§ **WHAT IS EXPECTED**
Return the records that follow, matching each one exactly.

---------- DATA ROWS

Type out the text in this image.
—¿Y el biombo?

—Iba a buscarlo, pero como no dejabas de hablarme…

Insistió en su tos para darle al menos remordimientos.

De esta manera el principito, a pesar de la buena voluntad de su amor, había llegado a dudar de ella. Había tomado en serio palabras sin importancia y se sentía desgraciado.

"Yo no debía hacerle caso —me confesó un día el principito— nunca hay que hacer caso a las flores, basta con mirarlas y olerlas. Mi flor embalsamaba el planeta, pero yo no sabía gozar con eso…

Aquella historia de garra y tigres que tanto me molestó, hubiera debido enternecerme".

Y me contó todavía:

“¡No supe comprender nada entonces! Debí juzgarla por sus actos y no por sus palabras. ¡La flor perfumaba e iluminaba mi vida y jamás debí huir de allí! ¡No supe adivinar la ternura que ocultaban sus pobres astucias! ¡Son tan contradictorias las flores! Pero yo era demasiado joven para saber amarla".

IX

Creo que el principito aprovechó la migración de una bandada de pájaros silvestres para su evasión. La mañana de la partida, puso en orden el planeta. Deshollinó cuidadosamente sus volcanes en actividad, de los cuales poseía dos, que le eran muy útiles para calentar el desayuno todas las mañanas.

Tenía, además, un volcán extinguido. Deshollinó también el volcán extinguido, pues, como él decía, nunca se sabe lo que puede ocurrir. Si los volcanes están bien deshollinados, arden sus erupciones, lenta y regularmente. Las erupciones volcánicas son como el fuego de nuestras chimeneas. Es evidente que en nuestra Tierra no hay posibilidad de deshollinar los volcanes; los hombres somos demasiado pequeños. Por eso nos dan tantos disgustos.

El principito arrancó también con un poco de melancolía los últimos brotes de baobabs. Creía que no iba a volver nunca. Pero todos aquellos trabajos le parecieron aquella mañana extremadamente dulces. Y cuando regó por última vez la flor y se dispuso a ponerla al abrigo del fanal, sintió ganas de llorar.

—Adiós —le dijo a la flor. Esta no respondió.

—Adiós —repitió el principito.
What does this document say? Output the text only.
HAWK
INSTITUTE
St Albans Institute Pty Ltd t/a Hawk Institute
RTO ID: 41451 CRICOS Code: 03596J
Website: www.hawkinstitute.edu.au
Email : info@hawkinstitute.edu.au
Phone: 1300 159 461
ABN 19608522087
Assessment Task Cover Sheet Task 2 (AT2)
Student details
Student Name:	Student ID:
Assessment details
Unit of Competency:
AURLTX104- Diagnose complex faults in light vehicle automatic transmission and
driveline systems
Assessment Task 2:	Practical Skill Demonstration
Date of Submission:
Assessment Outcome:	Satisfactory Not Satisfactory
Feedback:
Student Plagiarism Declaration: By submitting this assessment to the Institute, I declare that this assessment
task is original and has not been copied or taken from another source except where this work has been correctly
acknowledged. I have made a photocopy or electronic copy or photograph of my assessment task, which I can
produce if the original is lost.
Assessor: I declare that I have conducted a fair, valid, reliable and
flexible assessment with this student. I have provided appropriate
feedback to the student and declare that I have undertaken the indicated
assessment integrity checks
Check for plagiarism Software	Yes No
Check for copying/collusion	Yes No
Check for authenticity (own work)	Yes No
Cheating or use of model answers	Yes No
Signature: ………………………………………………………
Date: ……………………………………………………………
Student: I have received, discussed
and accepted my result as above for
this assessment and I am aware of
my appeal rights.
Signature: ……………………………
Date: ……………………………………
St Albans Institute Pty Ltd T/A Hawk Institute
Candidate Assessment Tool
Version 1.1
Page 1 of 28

--------------------

§ **REPLY**
Type out the text in this image.
—¿Y el biombo?

—Iba a buscarlo, pero como no dejabas de hablarme…

Insistió en su tos para darle al menos remordimientos.

De esta manera el principito, a pesar de la buena voluntad de su amor, había llegado a dudar de ella. Había tomado en serio palabras sin importancia y se sentía desgraciado.

"Yo no debía hacerle caso —me confesó un día el principito— nunca hay que hacer caso a las flores, basta con mirarlas y olerlas. Mi flor embalsamaba el planeta, pero yo no sabía gozar con eso…

Aquella historia de garra y tigres que tanto me molestó, hubiera debido enternecerme".

Y me contó todavía:

“¡No supe comprender nada entonces! Debí juzgarla por sus actos y no por sus palabras. ¡La flor perfumaba e iluminaba mi vida y jamás debí huir de allí! ¡No supe adivinar la ternura que ocultaban sus pobres astucias! ¡Son tan contradictorias las flores! Pero yo era demasiado joven para saber amarla".

IX

Creo que el principito aprovechó la migración de una bandada de pájaros silvestres para su evasión. La mañana de la partida, puso en orden el planeta. Deshollinó cuidadosamente sus volcanes en actividad, de los cuales poseía dos, que le eran muy útiles para calentar el desayuno todas las mañanas.

Tenía, además, un volcán extinguido. Deshollinó también el volcán extinguido, pues, como él decía, nunca se sabe lo que puede ocurrir. Si los volcanes están bien deshollinados, arden sus erupciones, lenta y regularmente. Las erupciones volcánicas son como el fuego de nuestras chimeneas. Es evidente que en nuestra Tierra no hay posibilidad de deshollinar los volcanes; los hombres somos demasiado pequeños. Por eso nos dan tantos disgustos.

El principito arrancó también con un poco de melancolía los últimos brotes de baobabs. Creía que no iba a volver nunca. Pero todos aquellos trabajos le parecieron aquella mañana extremadamente dulces. Y cuando regó por última vez la flor y se dispuso a ponerla al abrigo del fanal, sintió ganas de llorar.

—Adiós —le dijo a la flor. Esta no respondió.

—Adiós —repitió el principito.
What does this document say? Output the text only.
HAWK
INSTITUTE
St Albans Institute Pty Ltd t/a Hawk Institute
RTO ID: 41451 CRICOS Code: 03596J
Website: www.hawkinstitute.edu.au
Email : info@hawkinstitute.edu.au
Phone: 1300 159 461
ABN 19608522087
Assessment Task Cover Sheet Task 2 (AT2)
Student details
Student Name:	Student ID:
Assessment details
Unit of Competency:
AURLTX104- Diagnose complex faults in light vehicle automatic transmission and
driveline systems
Assessment Task 2:	Practical Skill Demonstration
Date of Submission:
Assessment Outcome:	Satisfactory Not Satisfactory
Feedback:
Student Plagiarism Declaration: By submitting this assessment to the Institute, I declare that this assessment
task is original and has not been copied or taken from another source except where this work has been correctly
acknowledged. I have made a photocopy or electronic copy or photograph of my assessment task, which I can
produce if the original is lost.
Assessor: I declare that I have conducted a fair, valid, reliable and
flexible assessment with this student. I have provided appropriate
feedback to the student and declare that I have undertaken the indicated
assessment integrity checks
Check for plagiarism Software	Yes No
Check for copying/collusion	Yes No
Check for authenticity (own work)	Yes No
Cheating or use of model answers	Yes No
Signature: ………………………………………………………
Date: ……………………………………………………………
Student: I have received, discussed
and accepted my result as above for
this assessment and I am aware of
my appeal rights.
Signature: ……………………………
Date: ……………………………………
St Albans Institute Pty Ltd T/A Hawk Institute
Candidate Assessment Tool
Version 1.1
Page 1 of 28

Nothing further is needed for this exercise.